### Figure dataset records
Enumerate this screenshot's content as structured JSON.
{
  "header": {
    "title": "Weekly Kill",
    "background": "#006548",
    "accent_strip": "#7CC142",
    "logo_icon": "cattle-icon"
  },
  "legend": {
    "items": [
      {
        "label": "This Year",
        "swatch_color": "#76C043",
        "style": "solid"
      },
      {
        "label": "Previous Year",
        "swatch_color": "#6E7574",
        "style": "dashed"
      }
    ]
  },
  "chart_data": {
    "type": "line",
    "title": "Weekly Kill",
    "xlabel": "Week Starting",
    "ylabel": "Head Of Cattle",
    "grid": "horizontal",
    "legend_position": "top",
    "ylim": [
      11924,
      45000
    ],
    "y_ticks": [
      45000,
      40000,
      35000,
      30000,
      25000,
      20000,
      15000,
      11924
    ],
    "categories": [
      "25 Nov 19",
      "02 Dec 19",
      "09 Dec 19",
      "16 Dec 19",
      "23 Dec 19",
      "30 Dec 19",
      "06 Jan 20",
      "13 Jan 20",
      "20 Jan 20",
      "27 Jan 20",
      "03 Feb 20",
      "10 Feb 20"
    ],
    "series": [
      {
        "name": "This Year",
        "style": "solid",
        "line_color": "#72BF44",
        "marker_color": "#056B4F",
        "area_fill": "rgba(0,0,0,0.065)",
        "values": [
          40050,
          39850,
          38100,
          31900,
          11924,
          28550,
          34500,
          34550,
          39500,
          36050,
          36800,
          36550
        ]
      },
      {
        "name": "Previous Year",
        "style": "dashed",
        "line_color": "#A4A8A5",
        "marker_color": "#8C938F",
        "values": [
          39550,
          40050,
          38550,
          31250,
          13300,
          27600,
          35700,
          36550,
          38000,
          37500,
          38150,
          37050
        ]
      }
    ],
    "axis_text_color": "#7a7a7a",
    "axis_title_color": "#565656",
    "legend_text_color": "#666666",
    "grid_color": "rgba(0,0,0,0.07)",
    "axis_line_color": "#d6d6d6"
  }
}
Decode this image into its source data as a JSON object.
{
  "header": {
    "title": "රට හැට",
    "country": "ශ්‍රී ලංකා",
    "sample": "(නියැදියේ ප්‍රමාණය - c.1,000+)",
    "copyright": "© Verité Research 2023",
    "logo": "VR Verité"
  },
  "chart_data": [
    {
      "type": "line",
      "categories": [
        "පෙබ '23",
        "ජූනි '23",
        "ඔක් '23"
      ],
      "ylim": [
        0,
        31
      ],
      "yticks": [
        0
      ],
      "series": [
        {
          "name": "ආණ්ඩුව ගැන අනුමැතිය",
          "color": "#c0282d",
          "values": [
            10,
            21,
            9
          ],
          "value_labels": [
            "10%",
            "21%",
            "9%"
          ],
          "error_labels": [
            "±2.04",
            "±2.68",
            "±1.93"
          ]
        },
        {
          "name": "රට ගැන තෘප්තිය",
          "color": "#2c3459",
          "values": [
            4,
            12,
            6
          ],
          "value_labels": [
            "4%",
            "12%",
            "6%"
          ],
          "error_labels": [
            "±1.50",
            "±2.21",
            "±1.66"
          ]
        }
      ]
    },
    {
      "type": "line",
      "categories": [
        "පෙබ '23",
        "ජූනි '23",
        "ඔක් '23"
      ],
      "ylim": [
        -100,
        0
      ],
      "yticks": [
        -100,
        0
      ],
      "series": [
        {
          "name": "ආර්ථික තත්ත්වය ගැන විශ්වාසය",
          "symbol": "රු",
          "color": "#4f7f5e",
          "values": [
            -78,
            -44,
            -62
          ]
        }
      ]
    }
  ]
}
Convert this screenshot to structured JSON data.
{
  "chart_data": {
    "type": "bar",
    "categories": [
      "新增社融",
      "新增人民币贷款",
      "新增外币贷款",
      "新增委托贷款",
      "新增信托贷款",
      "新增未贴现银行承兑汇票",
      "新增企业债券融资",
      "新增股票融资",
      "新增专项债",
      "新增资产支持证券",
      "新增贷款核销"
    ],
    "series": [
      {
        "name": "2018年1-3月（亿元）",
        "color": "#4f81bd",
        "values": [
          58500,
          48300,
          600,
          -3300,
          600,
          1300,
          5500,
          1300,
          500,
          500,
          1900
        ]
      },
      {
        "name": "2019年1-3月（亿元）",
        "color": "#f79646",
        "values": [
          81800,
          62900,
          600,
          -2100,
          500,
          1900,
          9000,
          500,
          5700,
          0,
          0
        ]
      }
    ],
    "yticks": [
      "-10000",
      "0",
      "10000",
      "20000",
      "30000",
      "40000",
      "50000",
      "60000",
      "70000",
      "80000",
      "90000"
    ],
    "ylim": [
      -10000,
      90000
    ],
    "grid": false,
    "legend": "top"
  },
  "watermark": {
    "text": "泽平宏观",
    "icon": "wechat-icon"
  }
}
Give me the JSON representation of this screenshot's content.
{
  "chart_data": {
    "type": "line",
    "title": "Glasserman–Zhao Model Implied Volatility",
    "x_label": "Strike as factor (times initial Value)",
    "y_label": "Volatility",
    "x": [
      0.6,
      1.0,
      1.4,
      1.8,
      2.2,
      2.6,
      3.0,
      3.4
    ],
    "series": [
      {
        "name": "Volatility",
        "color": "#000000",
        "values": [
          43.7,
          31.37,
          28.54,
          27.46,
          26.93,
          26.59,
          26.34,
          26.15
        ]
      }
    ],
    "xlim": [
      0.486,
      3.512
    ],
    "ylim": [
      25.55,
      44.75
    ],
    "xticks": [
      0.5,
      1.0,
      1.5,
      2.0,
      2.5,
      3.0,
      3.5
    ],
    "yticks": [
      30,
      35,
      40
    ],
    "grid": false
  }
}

### Problem to solve
Give only the number of lines in the listing above that include the string "JSON".

### Finished exercise
4